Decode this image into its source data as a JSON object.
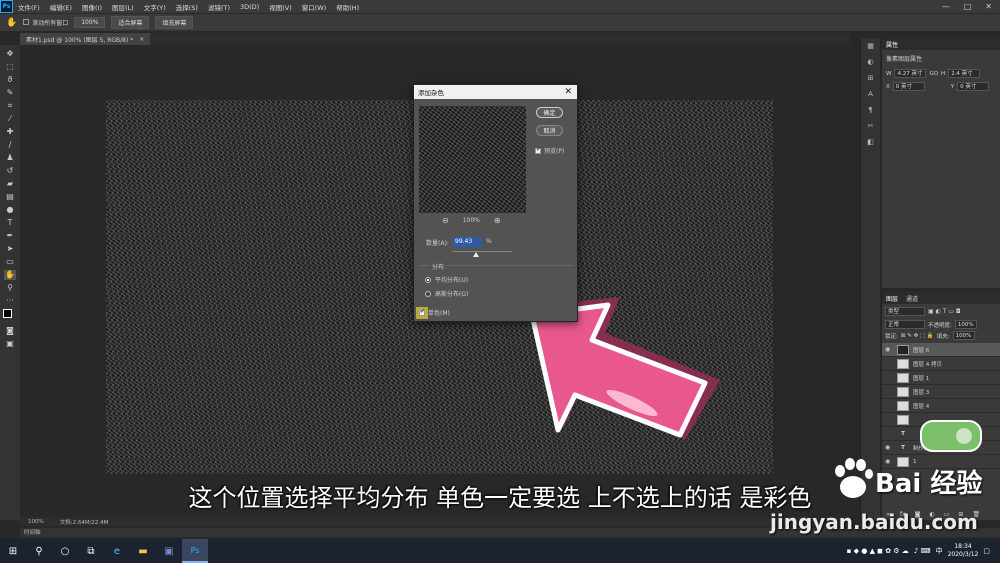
{
  "app": {
    "logo": "Ps"
  },
  "menu": [
    "文件(F)",
    "编辑(E)",
    "图像(I)",
    "图层(L)",
    "文字(Y)",
    "选择(S)",
    "滤镜(T)",
    "3D(D)",
    "视图(V)",
    "窗口(W)",
    "帮助(H)"
  ],
  "window_controls": [
    "—",
    "□",
    "✕"
  ],
  "options_bar": {
    "scroll_all": "滚动所有窗口",
    "zoom": "100%",
    "fit_screen": "适合屏幕",
    "fill_screen": "填充屏幕"
  },
  "document_tab": {
    "title": "素材1.psd @ 100% (图层 5, RGB/8) *",
    "close": "×"
  },
  "tools_icons": [
    "move-icon",
    "marquee-icon",
    "lasso-icon",
    "quick-select-icon",
    "crop-icon",
    "eyedropper-icon",
    "healing-icon",
    "brush-icon",
    "stamp-icon",
    "history-brush-icon",
    "eraser-icon",
    "gradient-icon",
    "blur-icon",
    "dodge-icon",
    "pen-icon",
    "type-icon",
    "path-select-icon",
    "shape-icon",
    "hand-icon",
    "zoom-icon"
  ],
  "dialog": {
    "title": "添加杂色",
    "close": "✕",
    "ok": "确定",
    "cancel": "取消",
    "preview_label": "预览(P)",
    "zoom_level": "100%",
    "zoom_out": "⊖",
    "zoom_in": "⊕",
    "amount_label": "数量(A):",
    "amount_value": "99.43",
    "percent": "%",
    "amount_slider_fraction": 0.4,
    "distribution_label": "分布",
    "uniform_label": "平均分布(U)",
    "gaussian_label": "高斯分布(G)",
    "mono_label": "单色(M)",
    "uniform_selected": true,
    "mono_checked": true,
    "preview_checked": true
  },
  "properties_panel": {
    "tab": "属性",
    "type": "像素图层属性",
    "w": "4.27 英寸",
    "go": "GO",
    "h": "2.4 英寸",
    "x": "0 英寸",
    "y": "0 英寸"
  },
  "layers_panel": {
    "tab_layers": "图层",
    "tab_channels": "通道",
    "kind_filter": "类型",
    "blend_mode": "正常",
    "opacity_label": "不透明度:",
    "opacity": "100%",
    "lock_label": "锁定:",
    "fill_label": "填充:",
    "fill": "100%",
    "layers": [
      {
        "name": "图层 6",
        "visible": true,
        "selected": true,
        "kind": "dark"
      },
      {
        "name": "图层 4 拷贝",
        "visible": false,
        "selected": false,
        "kind": "light"
      },
      {
        "name": "图层 1",
        "visible": false,
        "selected": false,
        "kind": "light"
      },
      {
        "name": "图层 3",
        "visible": false,
        "selected": false,
        "kind": "light"
      },
      {
        "name": "图层 4",
        "visible": false,
        "selected": false,
        "kind": "light"
      },
      {
        "name": "",
        "visible": false,
        "selected": false,
        "kind": "light"
      },
      {
        "name": "",
        "visible": false,
        "selected": false,
        "kind": "text"
      },
      {
        "name": "制作跑笔子",
        "visible": true,
        "selected": false,
        "kind": "text"
      },
      {
        "name": "1",
        "visible": true,
        "selected": false,
        "kind": "light"
      }
    ]
  },
  "status": {
    "zoom": "100%",
    "doc": "文档:2.64M/22.4M",
    "timeline": "时间轴"
  },
  "taskbar": {
    "time": "18:34",
    "date": "2020/3/12",
    "lang": "中"
  },
  "subtitle": "这个位置选择平均分布 单色一定要选 上不选上的话 是彩色",
  "watermark": {
    "brand": "Bai 经验",
    "url": "jingyan.baidu.com"
  },
  "colors": {
    "arrow_pink": "#e8588f",
    "arrow_outline": "#ffffff",
    "badge_green": "#7bbf6a"
  }
}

*-*-*

YOUR TASK – Return the listing above unchanged, apart from dropping its pictures.

FINISHED TASK –
Decode this image into its source data as a JSON object.
{
  "app": {
    "logo": "Ps"
  },
  "menu": [
    "文件(F)",
    "编辑(E)",
    "图像(I)",
    "图层(L)",
    "文字(Y)",
    "选择(S)",
    "滤镜(T)",
    "3D(D)",
    "视图(V)",
    "窗口(W)",
    "帮助(H)"
  ],
  "window_controls": [
    "—",
    "□",
    "✕"
  ],
  "options_bar": {
    "scroll_all": "滚动所有窗口",
    "zoom": "100%",
    "fit_screen": "适合屏幕",
    "fill_screen": "填充屏幕"
  },
  "document_tab": {
    "title": "素材1.psd @ 100% (图层 5, RGB/8) *",
    "close": "×"
  },
  "tools_icons": [
    "move-icon",
    "marquee-icon",
    "lasso-icon",
    "quick-select-icon",
    "crop-icon",
    "eyedropper-icon",
    "healing-icon",
    "brush-icon",
    "stamp-icon",
    "history-brush-icon",
    "eraser-icon",
    "gradient-icon",
    "blur-icon",
    "dodge-icon",
    "pen-icon",
    "type-icon",
    "path-select-icon",
    "shape-icon",
    "hand-icon",
    "zoom-icon"
  ],
  "dialog": {
    "title": "添加杂色",
    "close": "✕",
    "ok": "确定",
    "cancel": "取消",
    "preview_label": "预览(P)",
    "zoom_level": "100%",
    "zoom_out": "⊖",
    "zoom_in": "⊕",
    "amount_label": "数量(A):",
    "amount_value": "99.43",
    "percent": "%",
    "amount_slider_fraction": 0.4,
    "distribution_label": "分布",
    "uniform_label": "平均分布(U)",
    "gaussian_label": "高斯分布(G)",
    "mono_label": "单色(M)",
    "uniform_selected": true,
    "mono_checked": true,
    "preview_checked": true
  },
  "properties_panel": {
    "tab": "属性",
    "type": "像素图层属性",
    "w": "4.27 英寸",
    "go": "GO",
    "h": "2.4 英寸",
    "x": "0 英寸",
    "y": "0 英寸"
  },
  "layers_panel": {
    "tab_layers": "图层",
    "tab_channels": "通道",
    "kind_filter": "类型",
    "blend_mode": "正常",
    "opacity_label": "不透明度:",
    "opacity": "100%",
    "lock_label": "锁定:",
    "fill_label": "填充:",
    "fill": "100%",
    "layers": [
      {
        "name": "图层 6",
        "visible": true,
        "selected": true,
        "kind": "dark"
      },
      {
        "name": "图层 4 拷贝",
        "visible": false,
        "selected": false,
        "kind": "light"
      },
      {
        "name": "图层 1",
        "visible": false,
        "selected": false,
        "kind": "light"
      },
      {
        "name": "图层 3",
        "visible": false,
        "selected": false,
        "kind": "light"
      },
      {
        "name": "图层 4",
        "visible": false,
        "selected": false,
        "kind": "light"
      },
      {
        "name": "",
        "visible": false,
        "selected": false,
        "kind": "light"
      },
      {
        "name": "",
        "visible": false,
        "selected": false,
        "kind": "text"
      },
      {
        "name": "制作跑笔子",
        "visible": true,
        "selected": false,
        "kind": "text"
      },
      {
        "name": "1",
        "visible": true,
        "selected": false,
        "kind": "light"
      }
    ]
  },
  "status": {
    "zoom": "100%",
    "doc": "文档:2.64M/22.4M",
    "timeline": "时间轴"
  },
  "taskbar": {
    "time": "18:34",
    "date": "2020/3/12",
    "lang": "中"
  },
  "subtitle": "这个位置选择平均分布 单色一定要选 上不选上的话 是彩色",
  "watermark": {
    "brand": "Bai 经验",
    "url": "jingyan.baidu.com"
  },
  "colors": {
    "arrow_pink": "#e8588f",
    "arrow_outline": "#ffffff",
    "badge_green": "#7bbf6a"
  }
}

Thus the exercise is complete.